╭─ Data provided

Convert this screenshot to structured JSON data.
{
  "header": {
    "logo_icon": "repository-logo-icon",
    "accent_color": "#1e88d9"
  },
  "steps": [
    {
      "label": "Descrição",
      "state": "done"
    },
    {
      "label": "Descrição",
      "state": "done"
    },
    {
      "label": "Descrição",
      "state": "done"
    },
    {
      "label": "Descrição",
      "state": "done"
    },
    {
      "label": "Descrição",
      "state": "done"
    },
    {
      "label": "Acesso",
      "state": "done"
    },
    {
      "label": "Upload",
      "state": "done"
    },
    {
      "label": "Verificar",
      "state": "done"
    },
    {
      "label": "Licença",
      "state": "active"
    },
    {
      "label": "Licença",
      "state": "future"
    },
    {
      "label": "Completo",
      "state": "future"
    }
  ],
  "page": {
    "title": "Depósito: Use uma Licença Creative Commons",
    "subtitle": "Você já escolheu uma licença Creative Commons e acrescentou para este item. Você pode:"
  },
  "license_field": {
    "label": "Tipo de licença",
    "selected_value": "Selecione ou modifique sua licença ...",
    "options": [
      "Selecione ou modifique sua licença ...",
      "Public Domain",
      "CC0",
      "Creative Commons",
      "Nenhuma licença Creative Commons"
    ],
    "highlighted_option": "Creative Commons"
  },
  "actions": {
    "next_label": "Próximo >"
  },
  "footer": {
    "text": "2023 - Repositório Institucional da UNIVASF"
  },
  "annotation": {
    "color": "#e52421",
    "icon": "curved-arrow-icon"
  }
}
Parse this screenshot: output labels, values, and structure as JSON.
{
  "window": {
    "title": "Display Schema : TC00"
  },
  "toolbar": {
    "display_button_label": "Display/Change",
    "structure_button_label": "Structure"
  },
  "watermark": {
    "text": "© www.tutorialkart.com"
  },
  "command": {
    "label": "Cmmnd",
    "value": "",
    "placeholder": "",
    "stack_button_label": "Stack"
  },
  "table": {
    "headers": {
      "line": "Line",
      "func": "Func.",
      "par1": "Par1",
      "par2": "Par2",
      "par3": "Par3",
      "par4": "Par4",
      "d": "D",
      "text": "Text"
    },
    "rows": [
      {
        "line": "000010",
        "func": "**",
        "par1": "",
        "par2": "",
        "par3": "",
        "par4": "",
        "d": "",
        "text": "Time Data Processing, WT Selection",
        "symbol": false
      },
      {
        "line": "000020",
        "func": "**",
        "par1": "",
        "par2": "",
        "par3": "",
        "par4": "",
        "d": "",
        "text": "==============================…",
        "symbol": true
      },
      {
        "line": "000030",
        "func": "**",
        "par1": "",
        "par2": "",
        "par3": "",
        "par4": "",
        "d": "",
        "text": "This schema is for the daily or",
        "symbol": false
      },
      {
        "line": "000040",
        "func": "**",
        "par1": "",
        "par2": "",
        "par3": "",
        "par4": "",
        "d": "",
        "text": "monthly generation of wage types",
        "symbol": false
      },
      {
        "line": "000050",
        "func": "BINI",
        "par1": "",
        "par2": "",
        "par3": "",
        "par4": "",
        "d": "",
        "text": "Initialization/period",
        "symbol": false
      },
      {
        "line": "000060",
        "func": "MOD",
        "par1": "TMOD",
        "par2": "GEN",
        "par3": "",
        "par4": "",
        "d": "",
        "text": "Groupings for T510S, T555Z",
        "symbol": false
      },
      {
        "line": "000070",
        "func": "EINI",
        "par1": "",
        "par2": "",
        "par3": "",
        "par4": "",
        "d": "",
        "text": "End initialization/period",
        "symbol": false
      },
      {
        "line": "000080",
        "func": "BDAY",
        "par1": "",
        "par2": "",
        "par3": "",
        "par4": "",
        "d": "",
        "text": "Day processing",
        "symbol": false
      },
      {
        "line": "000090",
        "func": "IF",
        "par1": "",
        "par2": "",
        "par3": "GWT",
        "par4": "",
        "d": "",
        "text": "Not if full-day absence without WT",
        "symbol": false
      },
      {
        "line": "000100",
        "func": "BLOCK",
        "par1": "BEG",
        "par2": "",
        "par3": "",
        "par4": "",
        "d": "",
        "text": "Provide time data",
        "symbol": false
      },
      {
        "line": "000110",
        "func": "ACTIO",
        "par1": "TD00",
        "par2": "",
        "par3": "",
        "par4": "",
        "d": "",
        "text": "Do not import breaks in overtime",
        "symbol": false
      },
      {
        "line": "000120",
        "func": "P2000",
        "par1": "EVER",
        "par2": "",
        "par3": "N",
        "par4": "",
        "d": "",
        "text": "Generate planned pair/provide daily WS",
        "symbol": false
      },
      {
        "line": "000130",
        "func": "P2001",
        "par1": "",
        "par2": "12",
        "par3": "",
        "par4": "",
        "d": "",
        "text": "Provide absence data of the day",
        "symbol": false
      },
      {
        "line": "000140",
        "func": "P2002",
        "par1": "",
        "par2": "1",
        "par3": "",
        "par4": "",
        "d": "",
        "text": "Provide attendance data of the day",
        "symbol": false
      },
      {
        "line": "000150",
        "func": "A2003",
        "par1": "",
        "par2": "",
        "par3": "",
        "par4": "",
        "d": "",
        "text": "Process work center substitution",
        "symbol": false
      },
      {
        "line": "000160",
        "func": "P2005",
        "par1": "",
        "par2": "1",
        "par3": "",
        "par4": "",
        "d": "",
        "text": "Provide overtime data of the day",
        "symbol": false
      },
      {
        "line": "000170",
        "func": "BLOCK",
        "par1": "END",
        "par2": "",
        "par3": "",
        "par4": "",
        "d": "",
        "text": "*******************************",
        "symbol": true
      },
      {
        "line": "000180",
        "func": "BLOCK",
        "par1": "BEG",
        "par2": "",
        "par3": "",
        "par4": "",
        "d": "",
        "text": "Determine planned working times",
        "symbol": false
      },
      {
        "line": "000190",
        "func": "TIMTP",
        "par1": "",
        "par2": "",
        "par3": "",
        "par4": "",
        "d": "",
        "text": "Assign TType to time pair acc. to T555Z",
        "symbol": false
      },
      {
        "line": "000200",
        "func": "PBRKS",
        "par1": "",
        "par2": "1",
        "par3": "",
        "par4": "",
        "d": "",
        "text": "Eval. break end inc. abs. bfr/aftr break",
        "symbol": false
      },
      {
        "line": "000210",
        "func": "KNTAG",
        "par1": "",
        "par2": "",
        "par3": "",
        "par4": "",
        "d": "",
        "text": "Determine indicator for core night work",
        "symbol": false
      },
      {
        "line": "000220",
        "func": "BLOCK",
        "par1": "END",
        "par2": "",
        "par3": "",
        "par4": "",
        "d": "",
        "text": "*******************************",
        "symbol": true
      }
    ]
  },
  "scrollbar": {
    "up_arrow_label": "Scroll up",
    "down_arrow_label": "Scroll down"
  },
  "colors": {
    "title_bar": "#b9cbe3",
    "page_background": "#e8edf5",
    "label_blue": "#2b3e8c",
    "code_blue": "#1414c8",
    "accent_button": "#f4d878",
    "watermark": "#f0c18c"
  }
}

╰─

(Task description):
Track down every line with the word "screenshot" and copy it.

(Exercise output):
Convert this screenshot to structured JSON data.
Parse this screenshot: output labels, values, and structure as JSON.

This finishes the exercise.